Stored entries
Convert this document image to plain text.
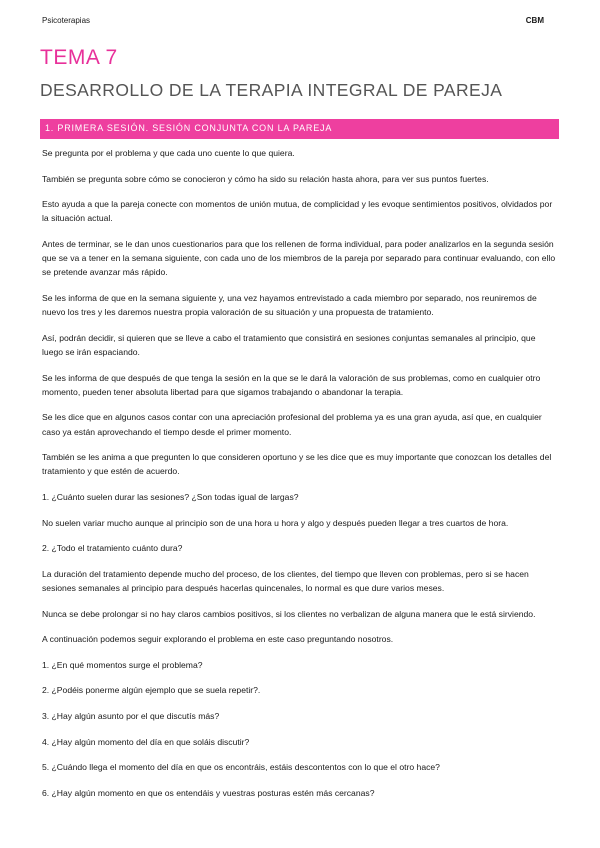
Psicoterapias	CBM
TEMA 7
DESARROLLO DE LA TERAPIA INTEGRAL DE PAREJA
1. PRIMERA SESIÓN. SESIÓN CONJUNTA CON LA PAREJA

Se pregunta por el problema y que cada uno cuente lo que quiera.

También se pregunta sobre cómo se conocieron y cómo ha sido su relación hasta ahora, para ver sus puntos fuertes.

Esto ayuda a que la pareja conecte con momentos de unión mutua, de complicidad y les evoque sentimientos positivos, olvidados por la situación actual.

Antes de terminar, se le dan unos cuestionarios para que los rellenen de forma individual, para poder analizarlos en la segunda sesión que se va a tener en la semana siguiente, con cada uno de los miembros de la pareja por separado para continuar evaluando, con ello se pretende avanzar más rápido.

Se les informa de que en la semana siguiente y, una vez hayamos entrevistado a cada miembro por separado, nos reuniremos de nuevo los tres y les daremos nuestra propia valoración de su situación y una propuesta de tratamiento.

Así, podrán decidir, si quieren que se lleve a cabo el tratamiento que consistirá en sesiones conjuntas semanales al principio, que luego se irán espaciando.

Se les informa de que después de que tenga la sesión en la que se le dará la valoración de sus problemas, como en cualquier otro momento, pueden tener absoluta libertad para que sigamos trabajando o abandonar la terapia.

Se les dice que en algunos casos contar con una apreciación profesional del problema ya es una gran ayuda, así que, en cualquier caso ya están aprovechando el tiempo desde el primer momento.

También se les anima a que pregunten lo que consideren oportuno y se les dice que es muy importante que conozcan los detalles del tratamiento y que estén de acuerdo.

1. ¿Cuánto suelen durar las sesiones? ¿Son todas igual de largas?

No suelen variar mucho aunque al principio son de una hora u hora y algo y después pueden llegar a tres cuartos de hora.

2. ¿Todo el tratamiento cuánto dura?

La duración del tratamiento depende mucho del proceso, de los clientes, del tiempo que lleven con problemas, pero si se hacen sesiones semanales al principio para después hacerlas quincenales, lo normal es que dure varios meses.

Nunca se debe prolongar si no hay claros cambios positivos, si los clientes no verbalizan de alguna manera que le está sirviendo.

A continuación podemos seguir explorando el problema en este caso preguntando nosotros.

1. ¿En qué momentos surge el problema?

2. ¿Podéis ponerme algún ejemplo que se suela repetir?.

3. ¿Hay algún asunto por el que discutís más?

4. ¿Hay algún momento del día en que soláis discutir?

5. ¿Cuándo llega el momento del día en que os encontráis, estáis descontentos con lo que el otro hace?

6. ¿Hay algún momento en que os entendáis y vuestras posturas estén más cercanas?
--
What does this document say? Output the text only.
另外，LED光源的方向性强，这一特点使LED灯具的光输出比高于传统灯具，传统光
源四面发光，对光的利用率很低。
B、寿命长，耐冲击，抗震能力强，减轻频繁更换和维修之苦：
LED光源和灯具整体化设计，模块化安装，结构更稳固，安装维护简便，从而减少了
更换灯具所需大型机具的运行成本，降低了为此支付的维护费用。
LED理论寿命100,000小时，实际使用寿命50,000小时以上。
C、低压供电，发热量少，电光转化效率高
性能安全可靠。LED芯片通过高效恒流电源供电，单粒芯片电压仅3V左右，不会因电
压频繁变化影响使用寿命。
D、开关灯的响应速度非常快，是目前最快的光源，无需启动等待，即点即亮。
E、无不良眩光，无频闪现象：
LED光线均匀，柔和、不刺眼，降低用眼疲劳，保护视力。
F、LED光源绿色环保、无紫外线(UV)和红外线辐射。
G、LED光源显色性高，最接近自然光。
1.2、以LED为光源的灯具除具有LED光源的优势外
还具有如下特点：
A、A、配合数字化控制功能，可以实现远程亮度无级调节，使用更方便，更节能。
* * *
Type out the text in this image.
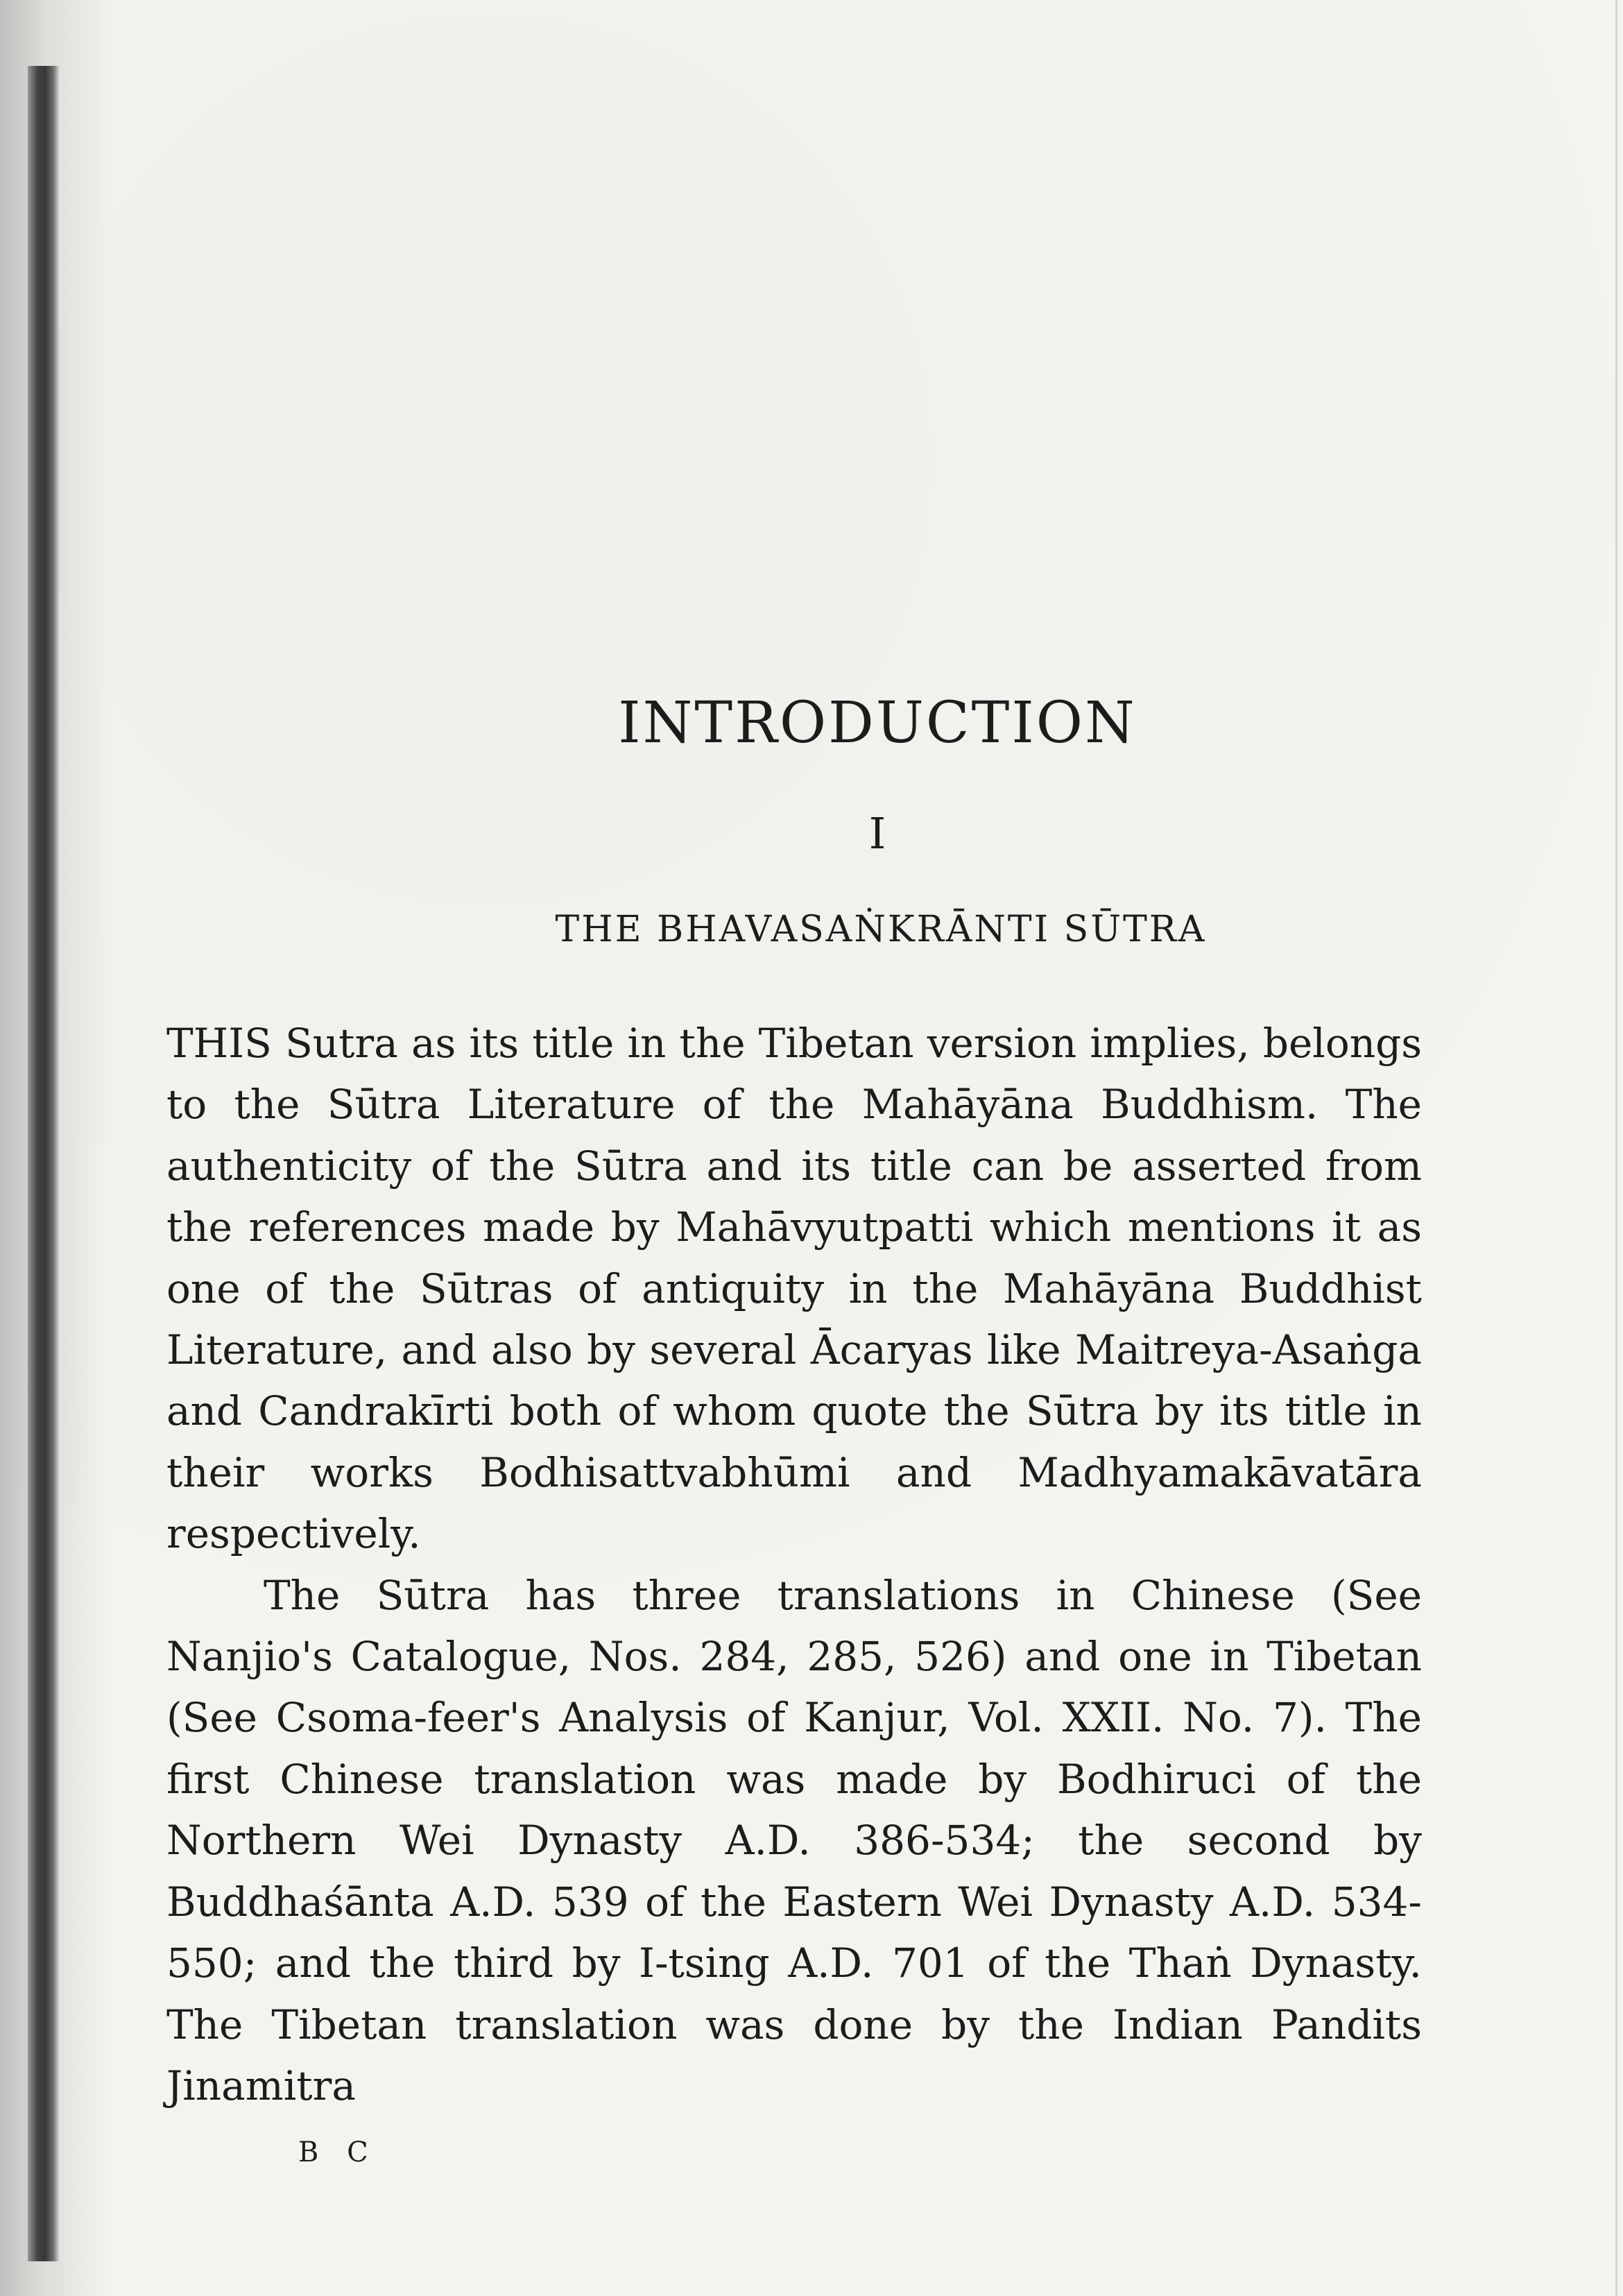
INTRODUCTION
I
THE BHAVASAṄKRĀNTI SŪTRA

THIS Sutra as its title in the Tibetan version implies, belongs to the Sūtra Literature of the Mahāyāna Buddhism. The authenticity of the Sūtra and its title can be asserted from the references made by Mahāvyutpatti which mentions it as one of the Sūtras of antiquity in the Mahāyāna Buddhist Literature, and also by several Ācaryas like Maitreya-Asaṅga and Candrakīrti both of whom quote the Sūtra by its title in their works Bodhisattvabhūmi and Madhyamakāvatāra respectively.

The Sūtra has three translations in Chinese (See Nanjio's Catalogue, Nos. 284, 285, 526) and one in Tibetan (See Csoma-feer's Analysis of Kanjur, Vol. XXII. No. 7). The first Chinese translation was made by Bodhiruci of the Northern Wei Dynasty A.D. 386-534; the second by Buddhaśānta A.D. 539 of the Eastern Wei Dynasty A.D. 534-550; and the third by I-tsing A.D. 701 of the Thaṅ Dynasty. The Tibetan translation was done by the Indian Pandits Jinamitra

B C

**Problem details**
Go through the listing above and work out how many lines contain the string "ayuda". Reply with the number alone.

**Output**
2